◆ **WORK INSTRUCTIONS**
Each line below either holds the string "przedniej" or doesn't. Count those that do and give only the number.

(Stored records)
§
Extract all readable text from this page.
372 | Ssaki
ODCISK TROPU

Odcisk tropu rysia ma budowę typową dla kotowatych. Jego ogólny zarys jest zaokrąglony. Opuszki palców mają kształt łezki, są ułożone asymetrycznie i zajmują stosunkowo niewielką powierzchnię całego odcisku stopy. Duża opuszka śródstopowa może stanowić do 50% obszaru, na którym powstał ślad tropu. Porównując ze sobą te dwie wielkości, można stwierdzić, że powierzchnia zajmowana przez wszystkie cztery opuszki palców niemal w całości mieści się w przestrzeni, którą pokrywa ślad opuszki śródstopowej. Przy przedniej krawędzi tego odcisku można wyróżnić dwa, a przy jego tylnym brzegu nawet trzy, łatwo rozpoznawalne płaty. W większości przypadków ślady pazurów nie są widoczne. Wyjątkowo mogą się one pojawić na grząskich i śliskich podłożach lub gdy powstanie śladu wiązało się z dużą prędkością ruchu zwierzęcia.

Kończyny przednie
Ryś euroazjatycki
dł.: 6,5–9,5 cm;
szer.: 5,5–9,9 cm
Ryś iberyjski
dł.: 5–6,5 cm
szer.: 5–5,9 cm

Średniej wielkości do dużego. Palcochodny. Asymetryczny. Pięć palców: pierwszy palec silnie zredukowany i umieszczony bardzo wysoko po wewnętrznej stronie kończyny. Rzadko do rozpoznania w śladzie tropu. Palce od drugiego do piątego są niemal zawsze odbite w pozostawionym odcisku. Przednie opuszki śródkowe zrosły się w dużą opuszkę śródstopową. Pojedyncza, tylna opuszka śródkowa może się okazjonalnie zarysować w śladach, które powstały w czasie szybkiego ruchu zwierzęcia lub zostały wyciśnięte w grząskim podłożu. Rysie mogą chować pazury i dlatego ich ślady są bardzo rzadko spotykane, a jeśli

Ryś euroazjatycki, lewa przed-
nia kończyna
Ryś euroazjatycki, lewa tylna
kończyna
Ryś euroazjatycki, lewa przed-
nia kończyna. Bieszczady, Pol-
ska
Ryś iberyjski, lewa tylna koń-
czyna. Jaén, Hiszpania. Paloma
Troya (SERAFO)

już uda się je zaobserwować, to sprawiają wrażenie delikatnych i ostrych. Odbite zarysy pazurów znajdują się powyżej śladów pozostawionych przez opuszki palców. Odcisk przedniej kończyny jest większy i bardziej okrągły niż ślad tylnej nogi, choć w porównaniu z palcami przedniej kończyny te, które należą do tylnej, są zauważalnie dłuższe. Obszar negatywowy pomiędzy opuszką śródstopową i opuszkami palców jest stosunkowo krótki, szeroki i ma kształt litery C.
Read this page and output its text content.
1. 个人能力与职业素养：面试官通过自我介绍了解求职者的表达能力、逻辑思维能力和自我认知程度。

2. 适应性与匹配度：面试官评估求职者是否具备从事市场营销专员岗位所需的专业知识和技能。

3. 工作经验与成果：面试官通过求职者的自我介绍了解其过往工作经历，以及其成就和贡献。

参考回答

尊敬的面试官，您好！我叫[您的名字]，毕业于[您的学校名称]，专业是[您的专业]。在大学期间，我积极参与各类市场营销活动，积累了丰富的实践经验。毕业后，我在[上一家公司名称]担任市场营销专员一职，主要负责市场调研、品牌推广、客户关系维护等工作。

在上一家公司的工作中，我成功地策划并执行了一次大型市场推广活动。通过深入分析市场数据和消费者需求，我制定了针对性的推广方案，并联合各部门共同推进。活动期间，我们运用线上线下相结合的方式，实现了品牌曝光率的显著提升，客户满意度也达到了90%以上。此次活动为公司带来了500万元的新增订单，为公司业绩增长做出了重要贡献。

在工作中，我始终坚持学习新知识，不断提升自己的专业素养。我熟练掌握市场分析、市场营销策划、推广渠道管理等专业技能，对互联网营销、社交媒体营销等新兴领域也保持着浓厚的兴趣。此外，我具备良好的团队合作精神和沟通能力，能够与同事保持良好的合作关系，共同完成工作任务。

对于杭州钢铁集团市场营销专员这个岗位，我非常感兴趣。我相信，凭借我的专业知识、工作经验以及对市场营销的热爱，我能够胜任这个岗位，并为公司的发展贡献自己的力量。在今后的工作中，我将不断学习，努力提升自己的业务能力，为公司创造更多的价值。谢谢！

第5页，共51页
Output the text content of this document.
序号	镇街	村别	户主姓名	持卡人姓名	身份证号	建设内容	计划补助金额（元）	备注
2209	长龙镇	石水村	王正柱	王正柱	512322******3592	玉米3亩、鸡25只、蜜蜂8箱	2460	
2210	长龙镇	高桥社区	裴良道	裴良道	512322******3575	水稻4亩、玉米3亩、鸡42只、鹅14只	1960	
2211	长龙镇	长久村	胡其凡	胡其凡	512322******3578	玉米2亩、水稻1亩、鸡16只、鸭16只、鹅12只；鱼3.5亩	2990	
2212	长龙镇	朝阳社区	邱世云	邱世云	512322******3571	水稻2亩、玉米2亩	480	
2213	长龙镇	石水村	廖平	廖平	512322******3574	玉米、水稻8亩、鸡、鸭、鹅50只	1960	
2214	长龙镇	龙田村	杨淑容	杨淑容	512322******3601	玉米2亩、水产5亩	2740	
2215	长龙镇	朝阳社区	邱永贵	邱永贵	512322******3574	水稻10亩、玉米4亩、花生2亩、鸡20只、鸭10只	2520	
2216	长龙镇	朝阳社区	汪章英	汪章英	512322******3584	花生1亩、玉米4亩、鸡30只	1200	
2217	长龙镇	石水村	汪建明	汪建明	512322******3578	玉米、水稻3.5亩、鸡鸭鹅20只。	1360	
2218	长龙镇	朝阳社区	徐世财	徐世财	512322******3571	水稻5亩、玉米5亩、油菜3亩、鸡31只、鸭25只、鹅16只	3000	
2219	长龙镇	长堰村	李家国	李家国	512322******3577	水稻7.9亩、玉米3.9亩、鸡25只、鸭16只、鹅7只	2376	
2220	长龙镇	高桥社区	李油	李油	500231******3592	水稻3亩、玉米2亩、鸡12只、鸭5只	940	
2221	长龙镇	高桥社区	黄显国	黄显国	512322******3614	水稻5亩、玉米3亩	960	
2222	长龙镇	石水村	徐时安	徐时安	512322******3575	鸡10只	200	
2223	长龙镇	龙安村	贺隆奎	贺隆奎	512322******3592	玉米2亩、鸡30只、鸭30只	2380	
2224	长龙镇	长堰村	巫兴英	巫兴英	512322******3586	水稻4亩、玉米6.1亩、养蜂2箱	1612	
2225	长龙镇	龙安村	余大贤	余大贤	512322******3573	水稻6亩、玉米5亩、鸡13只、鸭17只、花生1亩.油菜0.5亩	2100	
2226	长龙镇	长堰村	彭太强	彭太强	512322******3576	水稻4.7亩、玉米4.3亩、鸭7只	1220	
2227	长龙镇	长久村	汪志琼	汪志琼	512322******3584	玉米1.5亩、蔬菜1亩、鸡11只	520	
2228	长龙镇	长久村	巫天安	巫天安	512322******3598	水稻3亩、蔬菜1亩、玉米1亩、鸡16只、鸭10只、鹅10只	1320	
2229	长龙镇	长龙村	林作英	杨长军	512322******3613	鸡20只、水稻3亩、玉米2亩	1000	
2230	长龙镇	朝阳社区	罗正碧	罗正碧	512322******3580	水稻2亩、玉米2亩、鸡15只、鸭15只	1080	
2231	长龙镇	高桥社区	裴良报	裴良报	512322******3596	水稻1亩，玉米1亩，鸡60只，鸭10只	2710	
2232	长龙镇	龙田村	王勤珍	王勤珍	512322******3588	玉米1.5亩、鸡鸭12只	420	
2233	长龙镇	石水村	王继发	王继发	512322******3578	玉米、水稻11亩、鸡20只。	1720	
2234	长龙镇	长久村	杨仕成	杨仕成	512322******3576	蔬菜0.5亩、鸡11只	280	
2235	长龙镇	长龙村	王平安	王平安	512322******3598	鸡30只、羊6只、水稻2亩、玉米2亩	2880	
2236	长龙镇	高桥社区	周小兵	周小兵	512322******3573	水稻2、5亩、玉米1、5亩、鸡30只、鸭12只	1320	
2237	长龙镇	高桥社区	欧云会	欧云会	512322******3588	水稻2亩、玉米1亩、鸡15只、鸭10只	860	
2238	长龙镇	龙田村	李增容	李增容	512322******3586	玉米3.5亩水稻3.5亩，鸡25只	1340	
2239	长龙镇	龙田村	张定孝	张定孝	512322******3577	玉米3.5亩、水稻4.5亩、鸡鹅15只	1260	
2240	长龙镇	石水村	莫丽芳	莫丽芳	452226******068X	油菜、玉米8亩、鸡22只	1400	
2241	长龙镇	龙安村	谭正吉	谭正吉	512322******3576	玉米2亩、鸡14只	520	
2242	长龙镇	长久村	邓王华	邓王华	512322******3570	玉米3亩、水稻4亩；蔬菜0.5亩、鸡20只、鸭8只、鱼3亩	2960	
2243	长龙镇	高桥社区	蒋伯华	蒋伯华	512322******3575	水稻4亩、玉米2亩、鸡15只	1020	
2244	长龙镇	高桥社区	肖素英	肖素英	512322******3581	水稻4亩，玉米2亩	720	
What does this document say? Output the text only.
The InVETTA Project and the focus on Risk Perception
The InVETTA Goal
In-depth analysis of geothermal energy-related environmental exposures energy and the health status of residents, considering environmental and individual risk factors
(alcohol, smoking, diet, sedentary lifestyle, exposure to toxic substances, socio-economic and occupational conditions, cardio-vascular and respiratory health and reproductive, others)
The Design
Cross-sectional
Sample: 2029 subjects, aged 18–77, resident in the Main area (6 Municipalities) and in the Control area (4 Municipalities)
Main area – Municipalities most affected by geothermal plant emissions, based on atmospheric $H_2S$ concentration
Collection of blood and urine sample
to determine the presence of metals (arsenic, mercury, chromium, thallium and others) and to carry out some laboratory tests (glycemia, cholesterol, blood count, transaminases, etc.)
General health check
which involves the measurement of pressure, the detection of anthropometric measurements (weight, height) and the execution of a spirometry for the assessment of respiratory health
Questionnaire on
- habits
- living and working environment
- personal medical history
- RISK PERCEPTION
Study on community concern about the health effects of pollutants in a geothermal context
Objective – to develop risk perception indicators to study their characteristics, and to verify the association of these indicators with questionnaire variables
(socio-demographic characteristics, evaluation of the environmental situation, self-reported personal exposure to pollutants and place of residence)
§
◆ **TASK OUTPUT**
2